• Task to carry out:
Would you quote every entry exactly, dropping only the pictures?

>> Begin Data listing

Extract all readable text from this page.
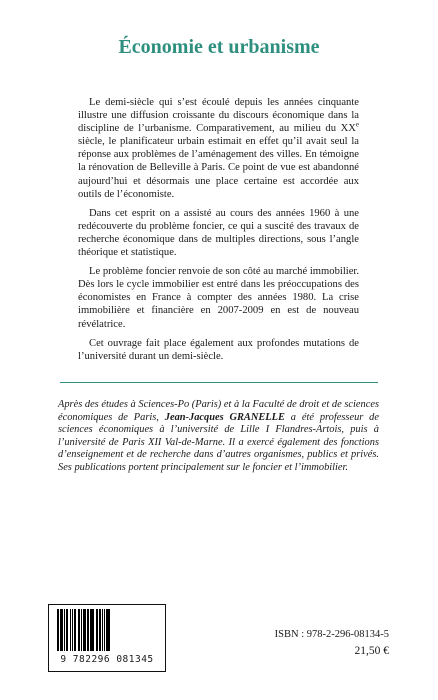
Économie et urbanisme

Le demi-siècle qui s’est écoulé depuis les années cinquante illustre une diffusion croissante du discours économique dans la discipline de l’urbanisme. Comparativement, au milieu du XXe siècle, le planificateur urbain estimait en effet qu’il avait seul la réponse aux problèmes de l’aménagement des villes. En témoigne la rénovation de Belleville à Paris. Ce point de vue est abandonné aujourd’hui et désormais une place certaine est accordée aux outils de l’économiste.

Dans cet esprit on a assisté au cours des années 1960 à une redécouverte du problème foncier, ce qui a suscité des travaux de recherche économique dans de multiples directions, sous l’angle théorique et statistique.

Le problème foncier renvoie de son côté au marché immobilier. Dès lors le cycle immobilier est entré dans les préoccupations des économistes en France à compter des années 1980. La crise immobilière et financière en 2007-2009 en est de nouveau révélatrice.

Cet ouvrage fait place également aux profondes mutations de l’université durant un demi-siècle.

Après des études à Sciences-Po (Paris) et à la Faculté de droit et de sciences économiques de Paris, Jean-Jacques GRANELLE a été professeur de sciences économiques à l’université de Lille I Flandres-Artois, puis à l’université de Paris XII Val-de-Marne. Il a exercé également des fonctions d’enseignement et de recherche dans d’autres organismes, publics et privés. Ses publications portent principalement sur le foncier et l’immobilier.

9 782296 081345
ISBN : 978-2-296-08134-5
21,50 €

>> End Data listing

• Full solution:
Extract all readable text from this page.
Économie et urbanisme

Le demi-siècle qui s’est écoulé depuis les années cinquante illustre une diffusion croissante du discours économique dans la discipline de l’urbanisme. Comparativement, au milieu du XXe siècle, le planificateur urbain estimait en effet qu’il avait seul la réponse aux problèmes de l’aménagement des villes. En témoigne la rénovation de Belleville à Paris. Ce point de vue est abandonné aujourd’hui et désormais une place certaine est accordée aux outils de l’économiste.

Dans cet esprit on a assisté au cours des années 1960 à une redécouverte du problème foncier, ce qui a suscité des travaux de recherche économique dans de multiples directions, sous l’angle théorique et statistique.

Le problème foncier renvoie de son côté au marché immobilier. Dès lors le cycle immobilier est entré dans les préoccupations des économistes en France à compter des années 1980. La crise immobilière et financière en 2007-2009 en est de nouveau révélatrice.

Cet ouvrage fait place également aux profondes mutations de l’université durant un demi-siècle.

Après des études à Sciences-Po (Paris) et à la Faculté de droit et de sciences économiques de Paris, Jean-Jacques GRANELLE a été professeur de sciences économiques à l’université de Lille I Flandres-Artois, puis à l’université de Paris XII Val-de-Marne. Il a exercé également des fonctions d’enseignement et de recherche dans d’autres organismes, publics et privés. Ses publications portent principalement sur le foncier et l’immobilier.

9 782296 081345
ISBN : 978-2-296-08134-5
21,50 €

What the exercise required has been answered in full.